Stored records
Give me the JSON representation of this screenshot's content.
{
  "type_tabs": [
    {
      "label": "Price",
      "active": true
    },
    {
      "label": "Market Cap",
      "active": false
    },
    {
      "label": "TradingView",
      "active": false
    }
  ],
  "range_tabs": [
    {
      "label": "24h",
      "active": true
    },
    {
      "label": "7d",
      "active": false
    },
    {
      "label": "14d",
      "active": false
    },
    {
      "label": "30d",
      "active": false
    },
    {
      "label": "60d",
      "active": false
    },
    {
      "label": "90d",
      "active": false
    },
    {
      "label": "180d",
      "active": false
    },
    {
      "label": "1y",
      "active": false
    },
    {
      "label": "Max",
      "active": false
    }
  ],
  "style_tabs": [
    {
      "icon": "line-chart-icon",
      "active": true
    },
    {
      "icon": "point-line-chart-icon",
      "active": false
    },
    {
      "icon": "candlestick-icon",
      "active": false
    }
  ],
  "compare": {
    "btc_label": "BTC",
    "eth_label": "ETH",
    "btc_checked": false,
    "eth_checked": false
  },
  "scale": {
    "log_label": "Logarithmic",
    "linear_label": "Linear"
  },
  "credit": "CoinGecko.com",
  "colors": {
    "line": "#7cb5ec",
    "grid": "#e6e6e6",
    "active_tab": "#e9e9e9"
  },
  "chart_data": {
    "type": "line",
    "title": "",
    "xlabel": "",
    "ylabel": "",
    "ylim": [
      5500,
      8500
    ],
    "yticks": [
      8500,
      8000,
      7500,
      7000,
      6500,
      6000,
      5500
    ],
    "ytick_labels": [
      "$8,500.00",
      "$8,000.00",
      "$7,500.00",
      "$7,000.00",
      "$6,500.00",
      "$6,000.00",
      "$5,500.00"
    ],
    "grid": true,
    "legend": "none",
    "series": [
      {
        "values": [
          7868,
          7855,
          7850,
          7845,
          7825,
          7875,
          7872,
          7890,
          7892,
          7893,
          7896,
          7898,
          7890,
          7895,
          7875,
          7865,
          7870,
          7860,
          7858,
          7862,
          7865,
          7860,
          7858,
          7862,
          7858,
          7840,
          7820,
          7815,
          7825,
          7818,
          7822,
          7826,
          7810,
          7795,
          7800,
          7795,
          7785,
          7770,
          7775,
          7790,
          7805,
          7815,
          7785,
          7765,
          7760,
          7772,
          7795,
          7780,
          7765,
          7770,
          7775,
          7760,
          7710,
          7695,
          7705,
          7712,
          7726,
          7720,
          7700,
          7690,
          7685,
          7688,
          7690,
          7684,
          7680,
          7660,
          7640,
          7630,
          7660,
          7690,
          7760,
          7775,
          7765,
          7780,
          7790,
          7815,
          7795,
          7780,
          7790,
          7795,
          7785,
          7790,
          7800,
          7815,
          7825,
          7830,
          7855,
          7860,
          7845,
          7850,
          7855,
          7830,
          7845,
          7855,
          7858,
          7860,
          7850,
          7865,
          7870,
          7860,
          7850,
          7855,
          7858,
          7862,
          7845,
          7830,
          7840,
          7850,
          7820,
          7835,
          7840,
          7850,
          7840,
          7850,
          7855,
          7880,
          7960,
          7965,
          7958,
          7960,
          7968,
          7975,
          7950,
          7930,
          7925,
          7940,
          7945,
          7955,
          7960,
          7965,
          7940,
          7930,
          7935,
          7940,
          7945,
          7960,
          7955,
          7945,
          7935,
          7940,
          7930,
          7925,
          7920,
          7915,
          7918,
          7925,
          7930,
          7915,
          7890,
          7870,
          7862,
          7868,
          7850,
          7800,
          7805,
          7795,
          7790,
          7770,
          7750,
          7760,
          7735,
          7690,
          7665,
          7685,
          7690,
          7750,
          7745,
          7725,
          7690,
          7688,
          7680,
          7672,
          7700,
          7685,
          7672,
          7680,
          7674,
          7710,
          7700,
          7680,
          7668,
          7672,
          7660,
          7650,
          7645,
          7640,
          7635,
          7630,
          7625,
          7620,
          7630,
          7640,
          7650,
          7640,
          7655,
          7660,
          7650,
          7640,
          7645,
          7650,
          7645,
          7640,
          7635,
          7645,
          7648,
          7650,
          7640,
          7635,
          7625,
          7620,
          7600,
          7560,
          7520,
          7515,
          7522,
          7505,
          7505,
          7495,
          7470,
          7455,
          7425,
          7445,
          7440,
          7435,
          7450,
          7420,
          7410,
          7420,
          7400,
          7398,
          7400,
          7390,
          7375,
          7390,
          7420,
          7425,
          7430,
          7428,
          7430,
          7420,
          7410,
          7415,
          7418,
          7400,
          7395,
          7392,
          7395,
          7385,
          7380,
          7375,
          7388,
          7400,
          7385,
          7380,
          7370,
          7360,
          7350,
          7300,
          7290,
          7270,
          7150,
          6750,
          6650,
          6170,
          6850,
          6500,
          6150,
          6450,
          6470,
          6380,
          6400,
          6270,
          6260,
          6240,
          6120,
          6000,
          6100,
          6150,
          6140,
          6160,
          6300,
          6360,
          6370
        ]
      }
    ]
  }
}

■ Set exercise:
Quote each line of the data above exactly as written.

■ Response for this exercise:
Give me the JSON representation of this screenshot's content.
{
  "type_tabs": [
    {
      "label": "Price",
      "active": true
    },
    {
      "label": "Market Cap",
      "active": false
    },
    {
      "label": "TradingView",
      "active": false
    }
  ],
  "range_tabs": [
    {
      "label": "24h",
      "active": true
    },
    {
      "label": "7d",
      "active": false
    },
    {
      "label": "14d",
      "active": false
    },
    {
      "label": "30d",
      "active": false
    },
    {
      "label": "60d",
      "active": false
    },
    {
      "label": "90d",
      "active": false
    },
    {
      "label": "180d",
      "active": false
    },
    {
      "label": "1y",
      "active": false
    },
    {
      "label": "Max",
      "active": false
    }
  ],
  "style_tabs": [
    {
      "icon": "line-chart-icon",
      "active": true
    },
    {
      "icon": "point-line-chart-icon",
      "active": false
    },
    {
      "icon": "candlestick-icon",
      "active": false
    }
  ],
  "compare": {
    "btc_label": "BTC",
    "eth_label": "ETH",
    "btc_checked": false,
    "eth_checked": false
  },
  "scale": {
    "log_label": "Logarithmic",
    "linear_label": "Linear"
  },
  "credit": "CoinGecko.com",
  "colors": {
    "line": "#7cb5ec",
    "grid": "#e6e6e6",
    "active_tab": "#e9e9e9"
  },
  "chart_data": {
    "type": "line",
    "title": "",
    "xlabel": "",
    "ylabel": "",
    "ylim": [
      5500,
      8500
    ],
    "yticks": [
      8500,
      8000,
      7500,
      7000,
      6500,
      6000,
      5500
    ],
    "ytick_labels": [
      "$8,500.00",
      "$8,000.00",
      "$7,500.00",
      "$7,000.00",
      "$6,500.00",
      "$6,000.00",
      "$5,500.00"
    ],
    "grid": true,
    "legend": "none",
    "series": [
      {
        "values": [
          7868,
          7855,
          7850,
          7845,
          7825,
          7875,
          7872,
          7890,
          7892,
          7893,
          7896,
          7898,
          7890,
          7895,
          7875,
          7865,
          7870,
          7860,
          7858,
          7862,
          7865,
          7860,
          7858,
          7862,
          7858,
          7840,
          7820,
          7815,
          7825,
          7818,
          7822,
          7826,
          7810,
          7795,
          7800,
          7795,
          7785,
          7770,
          7775,
          7790,
          7805,
          7815,
          7785,
          7765,
          7760,
          7772,
          7795,
          7780,
          7765,
          7770,
          7775,
          7760,
          7710,
          7695,
          7705,
          7712,
          7726,
          7720,
          7700,
          7690,
          7685,
          7688,
          7690,
          7684,
          7680,
          7660,
          7640,
          7630,
          7660,
          7690,
          7760,
          7775,
          7765,
          7780,
          7790,
          7815,
          7795,
          7780,
          7790,
          7795,
          7785,
          7790,
          7800,
          7815,
          7825,
          7830,
          7855,
          7860,
          7845,
          7850,
          7855,
          7830,
          7845,
          7855,
          7858,
          7860,
          7850,
          7865,
          7870,
          7860,
          7850,
          7855,
          7858,
          7862,
          7845,
          7830,
          7840,
          7850,
          7820,
          7835,
          7840,
          7850,
          7840,
          7850,
          7855,
          7880,
          7960,
          7965,
          7958,
          7960,
          7968,
          7975,
          7950,
          7930,
          7925,
          7940,
          7945,
          7955,
          7960,
          7965,
          7940,
          7930,
          7935,
          7940,
          7945,
          7960,
          7955,
          7945,
          7935,
          7940,
          7930,
          7925,
          7920,
          7915,
          7918,
          7925,
          7930,
          7915,
          7890,
          7870,
          7862,
          7868,
          7850,
          7800,
          7805,
          7795,
          7790,
          7770,
          7750,
          7760,
          7735,
          7690,
          7665,
          7685,
          7690,
          7750,
          7745,
          7725,
          7690,
          7688,
          7680,
          7672,
          7700,
          7685,
          7672,
          7680,
          7674,
          7710,
          7700,
          7680,
          7668,
          7672,
          7660,
          7650,
          7645,
          7640,
          7635,
          7630,
          7625,
          7620,
          7630,
          7640,
          7650,
          7640,
          7655,
          7660,
          7650,
          7640,
          7645,
          7650,
          7645,
          7640,
          7635,
          7645,
          7648,
          7650,
          7640,
          7635,
          7625,
          7620,
          7600,
          7560,
          7520,
          7515,
          7522,
          7505,
          7505,
          7495,
          7470,
          7455,
          7425,
          7445,
          7440,
          7435,
          7450,
          7420,
          7410,
          7420,
          7400,
          7398,
          7400,
          7390,
          7375,
          7390,
          7420,
          7425,
          7430,
          7428,
          7430,
          7420,
          7410,
          7415,
          7418,
          7400,
          7395,
          7392,
          7395,
          7385,
          7380,
          7375,
          7388,
          7400,
          7385,
          7380,
          7370,
          7360,
          7350,
          7300,
          7290,
          7270,
          7150,
          6750,
          6650,
          6170,
          6850,
          6500,
          6150,
          6450,
          6470,
          6380,
          6400,
          6270,
          6260,
          6240,
          6120,
          6000,
          6100,
          6150,
          6140,
          6160,
          6300,
          6360,
          6370
        ]
      }
    ]
  }
}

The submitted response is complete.